### WHAT IS ASKED
Lines containing "SRMTID" are to be counted. Report the count alone.

### DATA IN THIS EXERCISE
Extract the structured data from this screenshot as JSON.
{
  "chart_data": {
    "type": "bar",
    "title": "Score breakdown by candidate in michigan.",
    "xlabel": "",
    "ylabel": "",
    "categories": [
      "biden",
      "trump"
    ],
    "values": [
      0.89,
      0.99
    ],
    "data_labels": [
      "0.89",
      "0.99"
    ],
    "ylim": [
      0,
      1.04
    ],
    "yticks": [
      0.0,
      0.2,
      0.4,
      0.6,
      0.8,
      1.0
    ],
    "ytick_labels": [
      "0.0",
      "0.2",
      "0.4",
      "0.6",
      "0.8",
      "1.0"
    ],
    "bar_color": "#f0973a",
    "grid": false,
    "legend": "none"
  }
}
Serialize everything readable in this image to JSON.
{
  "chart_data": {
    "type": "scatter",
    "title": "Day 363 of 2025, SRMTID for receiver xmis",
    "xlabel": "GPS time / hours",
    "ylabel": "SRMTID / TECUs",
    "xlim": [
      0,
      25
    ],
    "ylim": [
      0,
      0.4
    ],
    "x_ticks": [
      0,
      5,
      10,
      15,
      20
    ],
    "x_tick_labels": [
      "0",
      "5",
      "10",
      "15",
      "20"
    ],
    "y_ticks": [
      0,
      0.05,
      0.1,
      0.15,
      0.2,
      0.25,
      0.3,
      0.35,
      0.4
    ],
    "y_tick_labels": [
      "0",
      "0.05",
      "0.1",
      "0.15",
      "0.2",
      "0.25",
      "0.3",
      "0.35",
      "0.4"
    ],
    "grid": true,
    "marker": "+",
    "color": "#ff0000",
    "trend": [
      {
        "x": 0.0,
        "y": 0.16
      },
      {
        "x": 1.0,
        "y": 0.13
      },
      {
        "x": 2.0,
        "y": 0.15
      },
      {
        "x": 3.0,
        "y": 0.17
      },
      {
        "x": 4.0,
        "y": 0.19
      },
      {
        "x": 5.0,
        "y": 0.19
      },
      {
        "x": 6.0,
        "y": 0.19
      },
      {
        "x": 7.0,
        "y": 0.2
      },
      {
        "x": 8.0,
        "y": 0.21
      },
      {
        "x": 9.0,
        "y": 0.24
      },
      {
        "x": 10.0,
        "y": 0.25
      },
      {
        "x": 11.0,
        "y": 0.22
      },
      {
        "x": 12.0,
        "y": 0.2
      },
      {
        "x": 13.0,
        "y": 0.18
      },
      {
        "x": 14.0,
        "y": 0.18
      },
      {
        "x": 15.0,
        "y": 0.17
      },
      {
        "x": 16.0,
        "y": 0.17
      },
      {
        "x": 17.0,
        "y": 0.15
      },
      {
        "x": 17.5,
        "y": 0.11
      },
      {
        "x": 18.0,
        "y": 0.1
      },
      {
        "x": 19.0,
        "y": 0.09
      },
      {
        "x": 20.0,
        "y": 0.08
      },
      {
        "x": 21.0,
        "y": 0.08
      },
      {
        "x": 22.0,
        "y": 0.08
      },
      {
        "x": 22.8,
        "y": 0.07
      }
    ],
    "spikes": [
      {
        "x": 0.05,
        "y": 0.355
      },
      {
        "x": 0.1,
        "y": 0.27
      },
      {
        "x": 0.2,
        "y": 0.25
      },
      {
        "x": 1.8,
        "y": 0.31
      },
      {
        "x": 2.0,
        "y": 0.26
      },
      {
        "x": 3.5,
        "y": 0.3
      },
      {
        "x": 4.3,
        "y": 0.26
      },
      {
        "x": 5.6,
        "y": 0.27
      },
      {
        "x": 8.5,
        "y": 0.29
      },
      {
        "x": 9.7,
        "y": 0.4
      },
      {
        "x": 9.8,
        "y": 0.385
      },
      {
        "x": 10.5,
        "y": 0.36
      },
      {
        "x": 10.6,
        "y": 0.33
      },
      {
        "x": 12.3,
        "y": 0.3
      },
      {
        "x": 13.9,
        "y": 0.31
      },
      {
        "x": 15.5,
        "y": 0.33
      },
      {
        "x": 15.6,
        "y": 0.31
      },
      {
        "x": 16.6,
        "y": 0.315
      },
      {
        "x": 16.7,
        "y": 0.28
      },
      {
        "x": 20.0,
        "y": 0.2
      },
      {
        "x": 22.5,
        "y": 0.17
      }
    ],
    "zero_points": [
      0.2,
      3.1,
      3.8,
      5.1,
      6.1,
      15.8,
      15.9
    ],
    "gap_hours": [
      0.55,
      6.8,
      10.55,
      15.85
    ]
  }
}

### FINAL ANSWER
2